[Stored entries]:
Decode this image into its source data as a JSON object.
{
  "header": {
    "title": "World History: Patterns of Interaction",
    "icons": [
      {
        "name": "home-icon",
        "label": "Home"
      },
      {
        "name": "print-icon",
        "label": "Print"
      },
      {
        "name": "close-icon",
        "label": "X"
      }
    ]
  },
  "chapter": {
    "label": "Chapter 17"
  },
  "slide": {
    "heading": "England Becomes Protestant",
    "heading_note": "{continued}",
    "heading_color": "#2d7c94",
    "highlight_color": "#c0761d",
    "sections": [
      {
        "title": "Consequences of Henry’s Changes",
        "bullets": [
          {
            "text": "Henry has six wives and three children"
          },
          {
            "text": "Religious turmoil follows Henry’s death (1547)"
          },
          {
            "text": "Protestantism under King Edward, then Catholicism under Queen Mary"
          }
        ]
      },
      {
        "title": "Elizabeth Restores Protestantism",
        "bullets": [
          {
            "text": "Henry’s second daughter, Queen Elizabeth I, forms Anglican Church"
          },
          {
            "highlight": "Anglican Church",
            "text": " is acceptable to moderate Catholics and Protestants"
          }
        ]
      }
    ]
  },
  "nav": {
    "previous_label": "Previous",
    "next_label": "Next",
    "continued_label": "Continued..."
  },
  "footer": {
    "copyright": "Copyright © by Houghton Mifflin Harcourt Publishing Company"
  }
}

[What you will do]: Your answer should be a single number: the count of lines holding the word "title".

[Written reply]: 3